SET TASK. Show every line below where "Contains" can be found.

** START OF EXERCISE INPUT **

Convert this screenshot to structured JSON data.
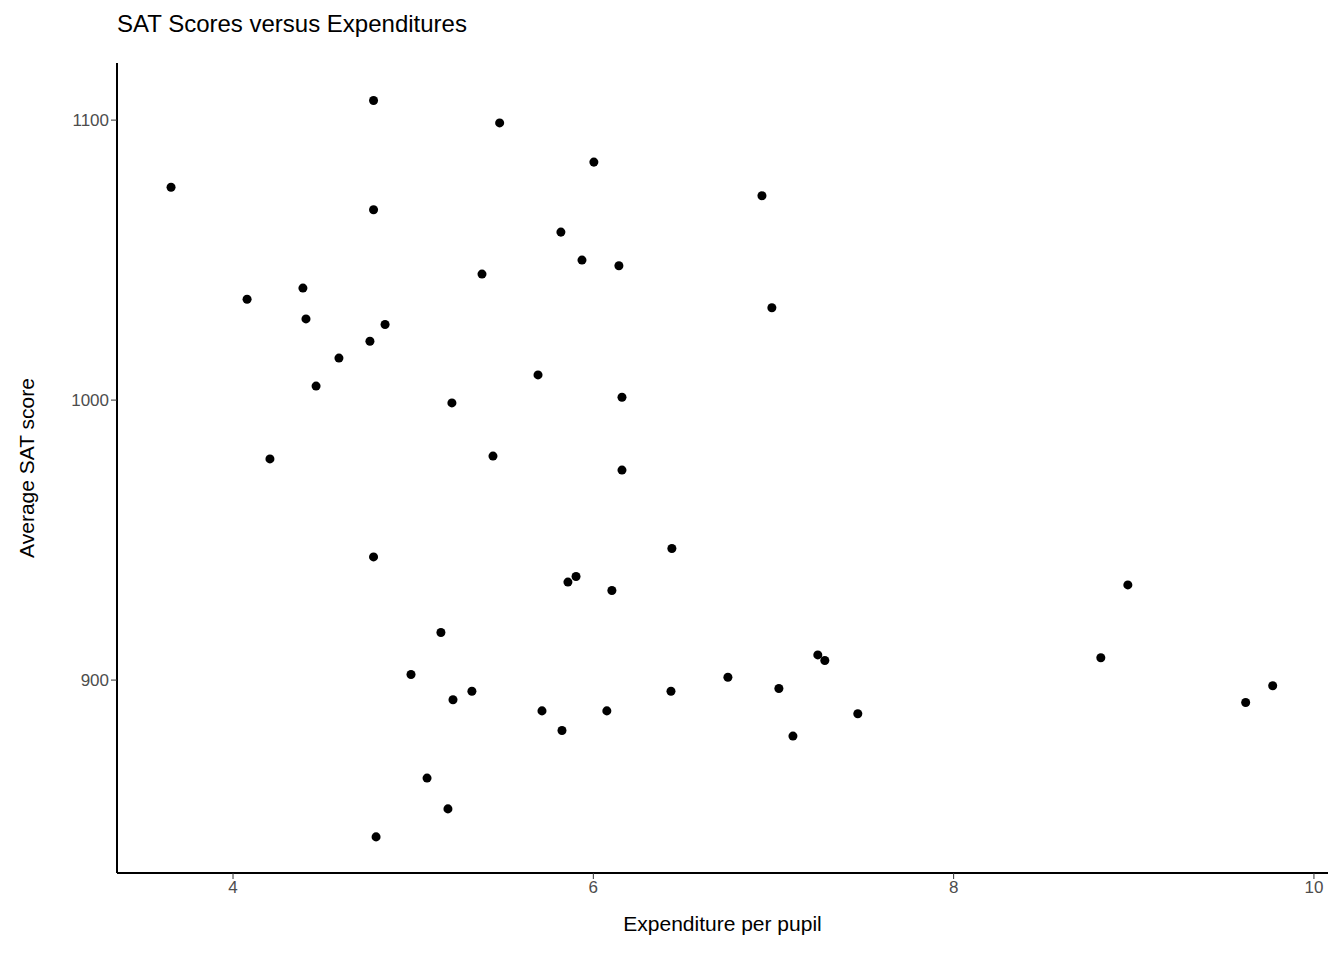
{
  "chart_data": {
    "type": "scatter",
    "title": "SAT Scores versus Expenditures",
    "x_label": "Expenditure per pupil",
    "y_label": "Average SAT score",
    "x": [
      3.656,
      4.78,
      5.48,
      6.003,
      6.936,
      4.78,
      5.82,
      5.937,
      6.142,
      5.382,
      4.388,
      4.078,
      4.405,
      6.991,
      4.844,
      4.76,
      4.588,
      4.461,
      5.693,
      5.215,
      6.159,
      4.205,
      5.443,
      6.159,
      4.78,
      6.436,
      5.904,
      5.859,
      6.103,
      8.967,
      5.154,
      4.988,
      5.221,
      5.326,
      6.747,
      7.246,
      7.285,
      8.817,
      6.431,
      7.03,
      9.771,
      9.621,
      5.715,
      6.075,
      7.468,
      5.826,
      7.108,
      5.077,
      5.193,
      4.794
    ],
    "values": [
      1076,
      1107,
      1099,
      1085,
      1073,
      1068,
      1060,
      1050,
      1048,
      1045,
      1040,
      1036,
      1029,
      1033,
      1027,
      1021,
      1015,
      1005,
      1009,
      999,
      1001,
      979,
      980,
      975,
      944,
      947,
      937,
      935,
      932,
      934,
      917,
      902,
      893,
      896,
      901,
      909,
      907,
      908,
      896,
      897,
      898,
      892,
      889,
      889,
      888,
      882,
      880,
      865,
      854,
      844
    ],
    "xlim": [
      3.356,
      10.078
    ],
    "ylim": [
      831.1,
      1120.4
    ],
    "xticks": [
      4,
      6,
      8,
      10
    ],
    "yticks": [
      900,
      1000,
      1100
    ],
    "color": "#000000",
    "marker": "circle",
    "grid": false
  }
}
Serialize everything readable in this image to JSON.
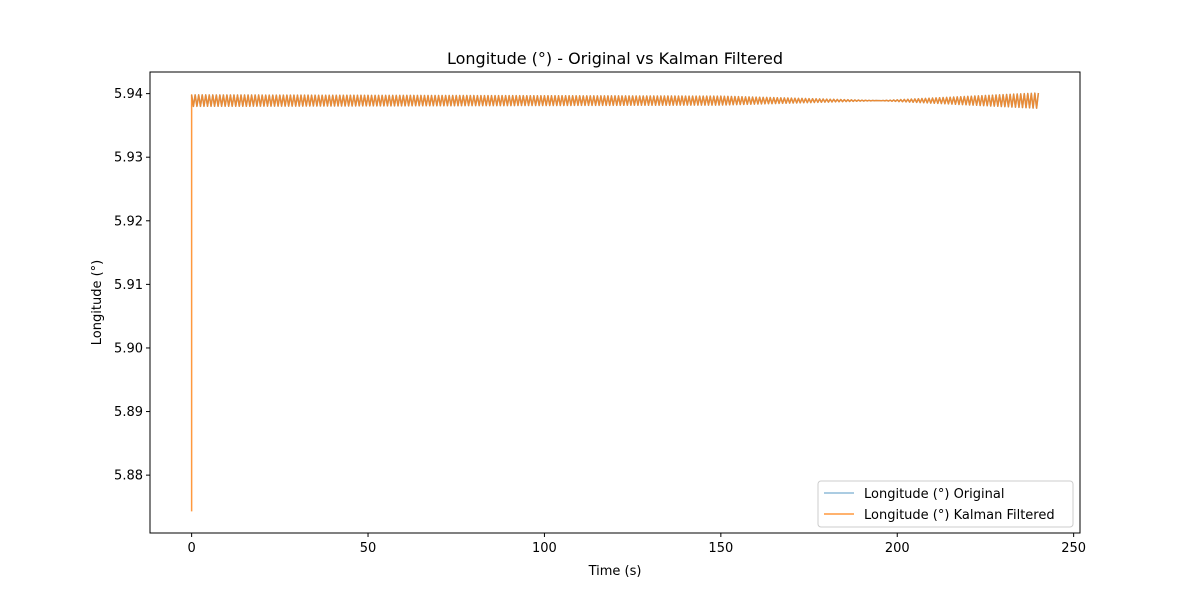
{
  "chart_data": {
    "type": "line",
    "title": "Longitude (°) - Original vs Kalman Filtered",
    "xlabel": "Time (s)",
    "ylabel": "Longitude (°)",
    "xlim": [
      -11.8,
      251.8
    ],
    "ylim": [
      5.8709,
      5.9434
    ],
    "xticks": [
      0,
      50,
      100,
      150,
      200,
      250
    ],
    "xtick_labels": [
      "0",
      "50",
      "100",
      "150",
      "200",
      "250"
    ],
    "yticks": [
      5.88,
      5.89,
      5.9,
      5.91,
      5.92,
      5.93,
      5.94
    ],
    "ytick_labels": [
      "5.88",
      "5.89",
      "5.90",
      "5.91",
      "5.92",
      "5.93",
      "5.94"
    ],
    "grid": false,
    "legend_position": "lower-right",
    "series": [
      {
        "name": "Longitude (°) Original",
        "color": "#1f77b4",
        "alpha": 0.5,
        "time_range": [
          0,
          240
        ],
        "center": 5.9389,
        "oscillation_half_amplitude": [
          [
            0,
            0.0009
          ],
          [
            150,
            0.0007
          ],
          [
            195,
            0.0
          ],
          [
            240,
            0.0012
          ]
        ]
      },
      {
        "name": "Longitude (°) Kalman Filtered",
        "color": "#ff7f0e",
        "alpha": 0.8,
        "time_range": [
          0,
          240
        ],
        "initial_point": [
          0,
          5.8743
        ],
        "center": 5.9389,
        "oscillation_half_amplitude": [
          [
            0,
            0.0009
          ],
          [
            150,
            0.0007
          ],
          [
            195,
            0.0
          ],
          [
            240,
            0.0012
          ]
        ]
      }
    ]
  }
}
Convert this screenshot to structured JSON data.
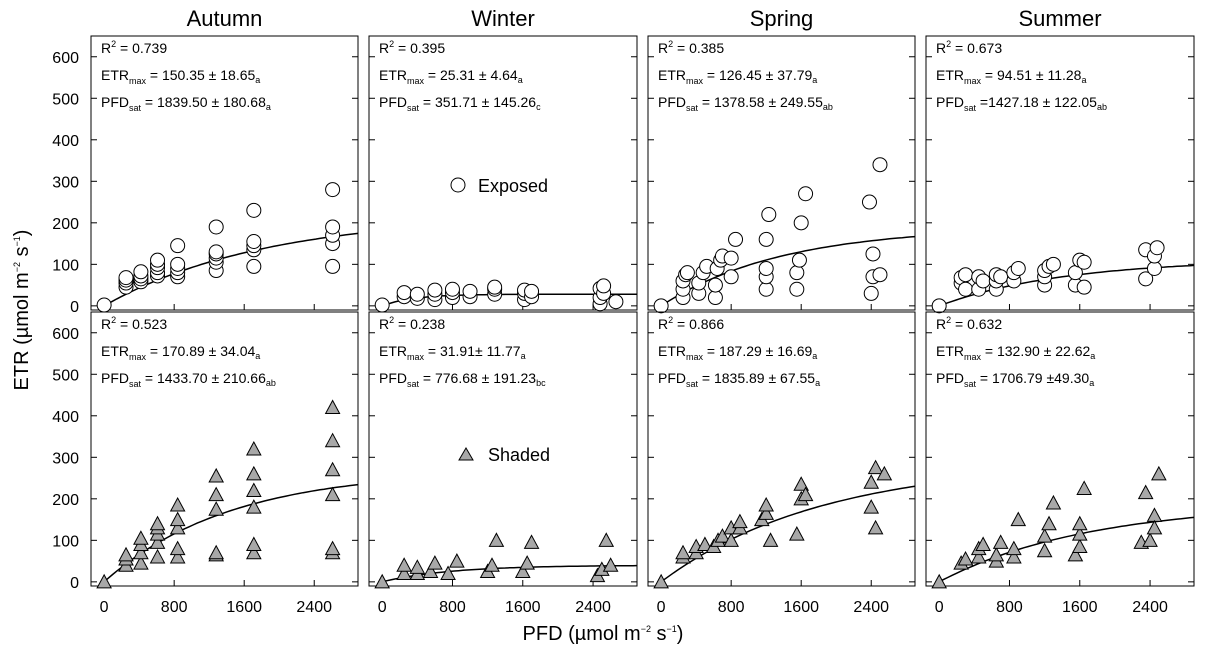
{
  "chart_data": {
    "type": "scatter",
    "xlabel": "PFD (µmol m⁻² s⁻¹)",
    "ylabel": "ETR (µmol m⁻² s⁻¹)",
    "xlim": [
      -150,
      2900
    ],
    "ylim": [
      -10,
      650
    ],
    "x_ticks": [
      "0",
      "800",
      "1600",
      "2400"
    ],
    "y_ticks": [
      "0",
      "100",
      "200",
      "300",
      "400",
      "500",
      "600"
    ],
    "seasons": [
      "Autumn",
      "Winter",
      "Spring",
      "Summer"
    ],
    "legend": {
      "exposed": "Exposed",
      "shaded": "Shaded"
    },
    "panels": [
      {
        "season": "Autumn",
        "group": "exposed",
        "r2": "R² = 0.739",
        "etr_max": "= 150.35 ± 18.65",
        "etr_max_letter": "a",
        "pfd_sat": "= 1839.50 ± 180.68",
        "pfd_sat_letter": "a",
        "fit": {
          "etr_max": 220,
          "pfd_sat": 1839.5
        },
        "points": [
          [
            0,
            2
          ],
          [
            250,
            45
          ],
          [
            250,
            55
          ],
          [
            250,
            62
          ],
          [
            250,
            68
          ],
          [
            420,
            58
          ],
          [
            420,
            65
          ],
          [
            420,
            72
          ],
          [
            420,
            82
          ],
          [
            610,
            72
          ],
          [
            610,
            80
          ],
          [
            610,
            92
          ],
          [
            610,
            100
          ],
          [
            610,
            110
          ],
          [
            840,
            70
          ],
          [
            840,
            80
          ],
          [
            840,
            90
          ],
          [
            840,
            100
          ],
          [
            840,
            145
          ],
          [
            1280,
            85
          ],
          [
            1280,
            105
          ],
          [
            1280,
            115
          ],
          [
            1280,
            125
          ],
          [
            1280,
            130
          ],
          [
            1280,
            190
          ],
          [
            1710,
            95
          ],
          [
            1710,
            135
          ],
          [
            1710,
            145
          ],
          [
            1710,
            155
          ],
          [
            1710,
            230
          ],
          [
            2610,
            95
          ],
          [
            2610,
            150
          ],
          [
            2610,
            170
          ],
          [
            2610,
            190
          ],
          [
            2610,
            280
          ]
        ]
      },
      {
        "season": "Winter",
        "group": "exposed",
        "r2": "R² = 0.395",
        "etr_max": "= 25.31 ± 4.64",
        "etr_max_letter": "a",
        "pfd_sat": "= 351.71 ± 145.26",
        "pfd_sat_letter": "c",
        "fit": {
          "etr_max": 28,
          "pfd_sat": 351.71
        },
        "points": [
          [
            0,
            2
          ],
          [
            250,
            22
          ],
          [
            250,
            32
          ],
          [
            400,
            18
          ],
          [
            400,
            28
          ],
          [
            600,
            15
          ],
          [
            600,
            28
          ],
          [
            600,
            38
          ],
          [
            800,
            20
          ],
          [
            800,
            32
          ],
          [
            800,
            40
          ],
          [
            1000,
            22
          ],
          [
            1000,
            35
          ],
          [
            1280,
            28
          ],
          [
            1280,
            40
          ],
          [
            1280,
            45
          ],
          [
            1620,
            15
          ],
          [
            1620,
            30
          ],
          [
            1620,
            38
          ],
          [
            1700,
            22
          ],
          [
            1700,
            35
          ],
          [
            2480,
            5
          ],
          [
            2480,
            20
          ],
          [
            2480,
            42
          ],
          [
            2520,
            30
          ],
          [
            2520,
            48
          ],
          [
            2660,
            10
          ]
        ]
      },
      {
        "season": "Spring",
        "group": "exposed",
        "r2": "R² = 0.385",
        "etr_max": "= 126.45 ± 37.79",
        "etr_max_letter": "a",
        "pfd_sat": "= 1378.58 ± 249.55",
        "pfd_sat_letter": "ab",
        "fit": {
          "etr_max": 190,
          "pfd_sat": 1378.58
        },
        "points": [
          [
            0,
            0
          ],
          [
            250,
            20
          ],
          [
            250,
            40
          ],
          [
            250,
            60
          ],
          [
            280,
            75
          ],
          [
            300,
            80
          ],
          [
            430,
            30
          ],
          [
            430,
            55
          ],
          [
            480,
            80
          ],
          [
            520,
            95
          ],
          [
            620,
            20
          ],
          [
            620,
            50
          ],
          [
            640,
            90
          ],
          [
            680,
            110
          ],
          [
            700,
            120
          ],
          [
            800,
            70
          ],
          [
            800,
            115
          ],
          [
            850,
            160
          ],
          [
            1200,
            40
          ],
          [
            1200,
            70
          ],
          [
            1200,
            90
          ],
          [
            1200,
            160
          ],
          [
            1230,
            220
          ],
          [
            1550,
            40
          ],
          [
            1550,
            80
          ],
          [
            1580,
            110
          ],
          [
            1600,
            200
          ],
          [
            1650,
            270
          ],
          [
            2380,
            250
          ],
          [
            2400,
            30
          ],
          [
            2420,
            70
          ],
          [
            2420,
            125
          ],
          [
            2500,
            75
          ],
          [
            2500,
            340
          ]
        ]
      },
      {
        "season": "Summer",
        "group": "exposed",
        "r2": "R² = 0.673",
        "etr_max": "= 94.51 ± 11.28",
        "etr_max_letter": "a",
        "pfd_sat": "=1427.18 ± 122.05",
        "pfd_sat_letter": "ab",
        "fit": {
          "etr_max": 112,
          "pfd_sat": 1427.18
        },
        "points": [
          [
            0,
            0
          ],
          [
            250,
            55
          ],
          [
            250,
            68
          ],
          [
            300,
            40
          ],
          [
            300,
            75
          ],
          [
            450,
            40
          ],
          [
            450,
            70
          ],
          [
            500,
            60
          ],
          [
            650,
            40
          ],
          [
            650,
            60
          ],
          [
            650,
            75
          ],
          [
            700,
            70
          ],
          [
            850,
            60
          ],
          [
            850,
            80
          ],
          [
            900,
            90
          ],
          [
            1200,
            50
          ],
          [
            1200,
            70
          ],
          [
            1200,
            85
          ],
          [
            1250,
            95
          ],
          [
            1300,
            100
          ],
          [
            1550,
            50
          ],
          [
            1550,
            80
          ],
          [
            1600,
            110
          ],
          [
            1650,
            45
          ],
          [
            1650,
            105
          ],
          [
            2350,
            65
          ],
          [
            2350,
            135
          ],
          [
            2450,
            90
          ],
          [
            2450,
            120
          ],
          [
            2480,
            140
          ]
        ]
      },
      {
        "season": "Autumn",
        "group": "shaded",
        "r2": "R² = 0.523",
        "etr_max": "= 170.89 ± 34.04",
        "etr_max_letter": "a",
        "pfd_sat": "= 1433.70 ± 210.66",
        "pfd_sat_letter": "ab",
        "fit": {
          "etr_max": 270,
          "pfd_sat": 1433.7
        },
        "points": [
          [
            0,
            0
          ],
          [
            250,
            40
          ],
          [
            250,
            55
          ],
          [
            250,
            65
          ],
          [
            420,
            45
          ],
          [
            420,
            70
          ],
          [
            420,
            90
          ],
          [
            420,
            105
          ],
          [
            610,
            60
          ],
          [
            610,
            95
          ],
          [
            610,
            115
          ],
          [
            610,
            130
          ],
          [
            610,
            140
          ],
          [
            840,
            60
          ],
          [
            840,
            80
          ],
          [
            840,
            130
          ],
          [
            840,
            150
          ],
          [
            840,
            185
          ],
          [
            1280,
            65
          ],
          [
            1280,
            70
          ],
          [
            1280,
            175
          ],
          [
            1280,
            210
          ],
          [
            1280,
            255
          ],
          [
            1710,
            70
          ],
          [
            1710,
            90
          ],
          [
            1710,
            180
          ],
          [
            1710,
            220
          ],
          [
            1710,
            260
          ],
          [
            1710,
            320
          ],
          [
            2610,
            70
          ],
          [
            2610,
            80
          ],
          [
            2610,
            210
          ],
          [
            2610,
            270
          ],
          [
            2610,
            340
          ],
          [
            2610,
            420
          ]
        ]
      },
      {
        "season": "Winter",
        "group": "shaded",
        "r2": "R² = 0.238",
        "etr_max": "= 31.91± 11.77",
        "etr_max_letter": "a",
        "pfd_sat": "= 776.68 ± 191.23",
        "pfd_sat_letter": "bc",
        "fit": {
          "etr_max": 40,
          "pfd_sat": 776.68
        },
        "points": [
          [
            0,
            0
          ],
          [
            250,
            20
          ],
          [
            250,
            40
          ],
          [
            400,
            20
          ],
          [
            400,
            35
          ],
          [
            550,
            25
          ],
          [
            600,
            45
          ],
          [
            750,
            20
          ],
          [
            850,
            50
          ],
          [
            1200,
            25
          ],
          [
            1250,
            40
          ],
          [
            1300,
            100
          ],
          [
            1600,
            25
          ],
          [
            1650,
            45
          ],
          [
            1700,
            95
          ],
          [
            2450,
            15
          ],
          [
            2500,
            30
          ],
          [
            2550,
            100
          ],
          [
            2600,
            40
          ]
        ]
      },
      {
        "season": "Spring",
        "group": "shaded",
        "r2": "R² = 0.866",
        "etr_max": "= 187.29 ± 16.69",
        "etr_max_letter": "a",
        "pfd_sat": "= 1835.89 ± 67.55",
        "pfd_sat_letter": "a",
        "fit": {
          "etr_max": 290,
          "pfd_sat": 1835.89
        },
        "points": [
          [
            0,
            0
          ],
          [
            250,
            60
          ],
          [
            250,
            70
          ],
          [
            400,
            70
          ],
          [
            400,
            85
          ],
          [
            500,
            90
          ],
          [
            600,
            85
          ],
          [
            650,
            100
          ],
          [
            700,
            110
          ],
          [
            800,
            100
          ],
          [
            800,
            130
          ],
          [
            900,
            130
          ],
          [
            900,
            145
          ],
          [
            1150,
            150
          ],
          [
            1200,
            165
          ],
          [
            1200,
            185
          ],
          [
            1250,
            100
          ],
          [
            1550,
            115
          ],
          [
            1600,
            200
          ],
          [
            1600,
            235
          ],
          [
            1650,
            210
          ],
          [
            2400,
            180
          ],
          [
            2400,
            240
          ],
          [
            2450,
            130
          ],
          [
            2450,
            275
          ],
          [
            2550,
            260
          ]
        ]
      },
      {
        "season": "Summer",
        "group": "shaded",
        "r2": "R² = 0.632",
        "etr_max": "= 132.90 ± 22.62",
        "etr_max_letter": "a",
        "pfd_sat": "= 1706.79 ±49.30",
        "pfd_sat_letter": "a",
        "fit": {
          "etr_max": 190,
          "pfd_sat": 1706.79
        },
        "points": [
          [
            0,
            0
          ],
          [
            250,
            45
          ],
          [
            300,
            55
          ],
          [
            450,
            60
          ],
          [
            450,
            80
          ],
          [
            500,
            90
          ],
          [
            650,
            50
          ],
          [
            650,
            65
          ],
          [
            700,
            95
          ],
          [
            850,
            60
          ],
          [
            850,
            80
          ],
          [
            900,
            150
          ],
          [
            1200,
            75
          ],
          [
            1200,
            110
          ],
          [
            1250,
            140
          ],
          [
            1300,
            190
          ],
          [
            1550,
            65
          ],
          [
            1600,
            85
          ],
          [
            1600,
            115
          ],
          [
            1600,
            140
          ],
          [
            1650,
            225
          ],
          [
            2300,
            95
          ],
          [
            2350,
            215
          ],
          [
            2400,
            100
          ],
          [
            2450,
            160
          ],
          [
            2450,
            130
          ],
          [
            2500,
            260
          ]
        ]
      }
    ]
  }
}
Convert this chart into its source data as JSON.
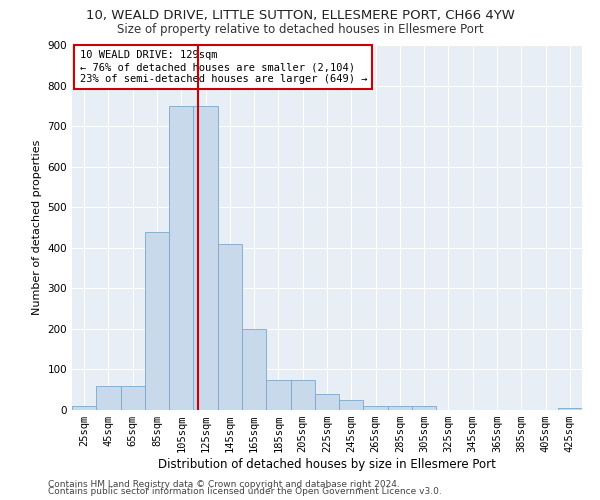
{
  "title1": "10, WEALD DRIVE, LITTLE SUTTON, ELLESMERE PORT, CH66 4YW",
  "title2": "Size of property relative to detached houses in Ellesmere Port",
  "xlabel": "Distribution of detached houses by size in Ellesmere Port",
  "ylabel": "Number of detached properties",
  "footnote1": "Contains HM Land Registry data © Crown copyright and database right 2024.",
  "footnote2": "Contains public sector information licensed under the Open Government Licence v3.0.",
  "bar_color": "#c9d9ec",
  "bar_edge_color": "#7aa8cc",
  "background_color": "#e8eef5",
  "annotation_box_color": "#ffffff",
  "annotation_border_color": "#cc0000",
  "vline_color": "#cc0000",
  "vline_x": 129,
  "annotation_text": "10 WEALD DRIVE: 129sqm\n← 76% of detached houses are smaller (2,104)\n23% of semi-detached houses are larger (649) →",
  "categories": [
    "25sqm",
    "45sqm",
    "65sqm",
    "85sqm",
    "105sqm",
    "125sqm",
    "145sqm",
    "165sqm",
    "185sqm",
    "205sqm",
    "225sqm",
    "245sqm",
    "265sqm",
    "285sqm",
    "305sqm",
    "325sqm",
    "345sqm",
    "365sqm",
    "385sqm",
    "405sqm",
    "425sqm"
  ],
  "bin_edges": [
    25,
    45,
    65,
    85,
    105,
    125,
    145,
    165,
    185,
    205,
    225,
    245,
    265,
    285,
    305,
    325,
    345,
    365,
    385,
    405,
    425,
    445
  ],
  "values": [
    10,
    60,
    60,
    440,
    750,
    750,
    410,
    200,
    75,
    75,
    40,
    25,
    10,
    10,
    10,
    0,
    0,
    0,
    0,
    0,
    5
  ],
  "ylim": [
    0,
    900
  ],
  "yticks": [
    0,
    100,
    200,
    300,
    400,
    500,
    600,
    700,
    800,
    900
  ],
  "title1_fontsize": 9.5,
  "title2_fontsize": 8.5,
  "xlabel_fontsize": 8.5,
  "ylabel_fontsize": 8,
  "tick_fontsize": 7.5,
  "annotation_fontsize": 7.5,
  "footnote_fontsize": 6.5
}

** END OF EXERCISE INPUT **

RESPONSE BELOW.
  "footnote1": "Contains HM Land Registry data © Crown copyright and database right 2024.",
  "footnote2": "Contains public sector information licensed under the Open Government Licence v3.0.",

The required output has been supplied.